> _EXERCISE INPUTS_:
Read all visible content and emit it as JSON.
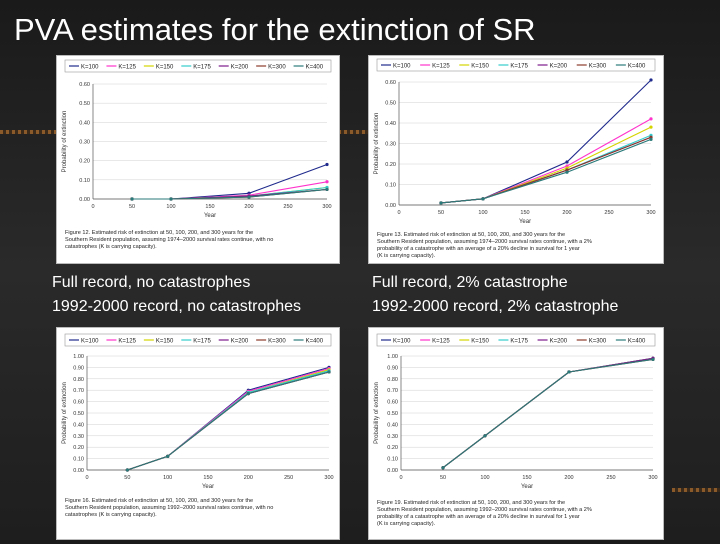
{
  "title": "PVA estimates for the extinction of SR",
  "captions": {
    "left_1": "Full record, no catastrophes",
    "left_2": "1992-2000 record, no catastrophes",
    "right_1": "Full record, 2% catastrophe",
    "right_2": "1992-2000 record, 2% catastrophe"
  },
  "legend_labels": [
    "K=100",
    "K=125",
    "K=150",
    "K=175",
    "K=200",
    "K=300",
    "K=400"
  ],
  "colors": [
    "#1f2a8c",
    "#ff33cc",
    "#d4d400",
    "#33cccc",
    "#7a1a8a",
    "#8b3a2a",
    "#2a7a7a"
  ],
  "chart_data": [
    {
      "type": "line",
      "ylabel": "Probability of extinction",
      "xlabel": "Year",
      "x": [
        50,
        100,
        200,
        300
      ],
      "xticks": [
        0,
        50,
        100,
        150,
        200,
        250,
        300
      ],
      "ylim": [
        0,
        0.6
      ],
      "yticks": [
        "0.00",
        "0.10",
        "0.20",
        "0.30",
        "0.40",
        "0.50",
        "0.60"
      ],
      "series": [
        {
          "name": "K=100",
          "values": [
            0,
            0,
            0.03,
            0.18
          ]
        },
        {
          "name": "K=125",
          "values": [
            0,
            0,
            0.02,
            0.09
          ]
        },
        {
          "name": "K=150",
          "values": [
            0,
            0,
            0.015,
            0.06
          ]
        },
        {
          "name": "K=175",
          "values": [
            0,
            0,
            0.015,
            0.06
          ]
        },
        {
          "name": "K=200",
          "values": [
            0,
            0,
            0.015,
            0.05
          ]
        },
        {
          "name": "K=300",
          "values": [
            0,
            0,
            0.01,
            0.05
          ]
        },
        {
          "name": "K=400",
          "values": [
            0,
            0,
            0.01,
            0.05
          ]
        }
      ],
      "caption": "Figure 12. Estimated risk of extinction at 50, 100, 200, and 300 years for the Southern Resident population, assuming 1974–2000 survival rates continue, with no catastrophes (K is carrying capacity)."
    },
    {
      "type": "line",
      "ylabel": "Probability of extinction",
      "xlabel": "Year",
      "x": [
        50,
        100,
        200,
        300
      ],
      "xticks": [
        0,
        50,
        100,
        150,
        200,
        250,
        300
      ],
      "ylim": [
        0,
        0.6
      ],
      "yticks": [
        "0.00",
        "0.10",
        "0.20",
        "0.30",
        "0.40",
        "0.50",
        "0.60"
      ],
      "series": [
        {
          "name": "K=100",
          "values": [
            0.01,
            0.03,
            0.21,
            0.61
          ]
        },
        {
          "name": "K=125",
          "values": [
            0.01,
            0.03,
            0.19,
            0.42
          ]
        },
        {
          "name": "K=150",
          "values": [
            0.01,
            0.03,
            0.18,
            0.38
          ]
        },
        {
          "name": "K=175",
          "values": [
            0.01,
            0.03,
            0.17,
            0.34
          ]
        },
        {
          "name": "K=200",
          "values": [
            0.01,
            0.03,
            0.17,
            0.33
          ]
        },
        {
          "name": "K=300",
          "values": [
            0.01,
            0.03,
            0.17,
            0.33
          ]
        },
        {
          "name": "K=400",
          "values": [
            0.01,
            0.03,
            0.16,
            0.32
          ]
        }
      ],
      "caption": "Figure 13. Estimated risk of extinction at 50, 100, 200, and 300 years for the Southern Resident population, assuming 1974–2000 survival rates continue, with a 2% probability of a catastrophe with an average of a 20% decline in survival for 1 year (K is carrying capacity)."
    },
    {
      "type": "line",
      "ylabel": "Probability of extinction",
      "xlabel": "Year",
      "x": [
        50,
        100,
        200,
        300
      ],
      "xticks": [
        0,
        50,
        100,
        150,
        200,
        250,
        300
      ],
      "ylim": [
        0,
        1.0
      ],
      "yticks": [
        "0.00",
        "0.10",
        "0.20",
        "0.30",
        "0.40",
        "0.50",
        "0.60",
        "0.70",
        "0.80",
        "0.90",
        "1.00"
      ],
      "series": [
        {
          "name": "K=100",
          "values": [
            0,
            0.12,
            0.7,
            0.9
          ]
        },
        {
          "name": "K=125",
          "values": [
            0,
            0.12,
            0.69,
            0.89
          ]
        },
        {
          "name": "K=150",
          "values": [
            0,
            0.12,
            0.68,
            0.88
          ]
        },
        {
          "name": "K=175",
          "values": [
            0,
            0.12,
            0.68,
            0.87
          ]
        },
        {
          "name": "K=200",
          "values": [
            0,
            0.12,
            0.67,
            0.86
          ]
        },
        {
          "name": "K=300",
          "values": [
            0,
            0.12,
            0.67,
            0.86
          ]
        },
        {
          "name": "K=400",
          "values": [
            0,
            0.12,
            0.67,
            0.86
          ]
        }
      ],
      "caption": "Figure 16. Estimated risk of extinction at 50, 100, 200, and 300 years for the Southern Resident population, assuming 1992–2000 survival rates continue, with no catastrophes (K is carrying capacity)."
    },
    {
      "type": "line",
      "ylabel": "Probability of extinction",
      "xlabel": "Year",
      "x": [
        50,
        100,
        200,
        300
      ],
      "xticks": [
        0,
        50,
        100,
        150,
        200,
        250,
        300
      ],
      "ylim": [
        0,
        1.0
      ],
      "yticks": [
        "0.00",
        "0.10",
        "0.20",
        "0.30",
        "0.40",
        "0.50",
        "0.60",
        "0.70",
        "0.80",
        "0.90",
        "1.00"
      ],
      "series": [
        {
          "name": "K=100",
          "values": [
            0.02,
            0.3,
            0.86,
            0.98
          ]
        },
        {
          "name": "K=125",
          "values": [
            0.02,
            0.3,
            0.86,
            0.98
          ]
        },
        {
          "name": "K=150",
          "values": [
            0.02,
            0.3,
            0.86,
            0.98
          ]
        },
        {
          "name": "K=175",
          "values": [
            0.02,
            0.3,
            0.86,
            0.98
          ]
        },
        {
          "name": "K=200",
          "values": [
            0.02,
            0.3,
            0.86,
            0.98
          ]
        },
        {
          "name": "K=300",
          "values": [
            0.02,
            0.3,
            0.86,
            0.97
          ]
        },
        {
          "name": "K=400",
          "values": [
            0.02,
            0.3,
            0.86,
            0.97
          ]
        }
      ],
      "caption": "Figure 19. Estimated risk of extinction at 50, 100, 200, and 300 years for the Southern Resident population, assuming 1992–2000 survival rates continue, with a 2% probability of a catastrophe with an average of a 20% decline in survival for 1 year (K is carrying capacity)."
    }
  ]
}
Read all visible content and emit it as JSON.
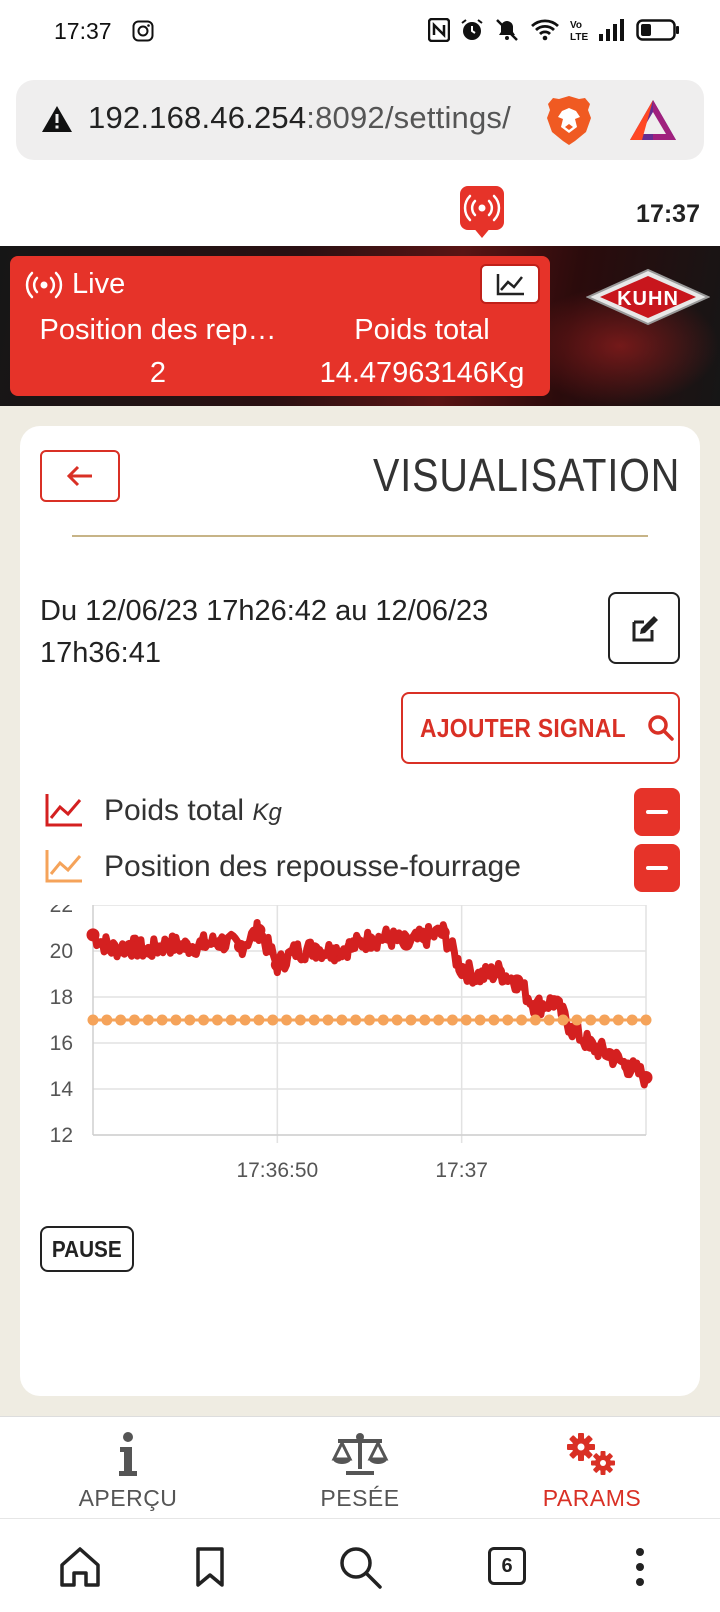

> _DIRECTION_: Locate and copy each line in the data above that includes the word "Full".

> _RESPONSE TO THE EXERCISE_:
    "left_1": "Full record, no catastrophes",
    "right_1": "Full record, 2% catastrophe",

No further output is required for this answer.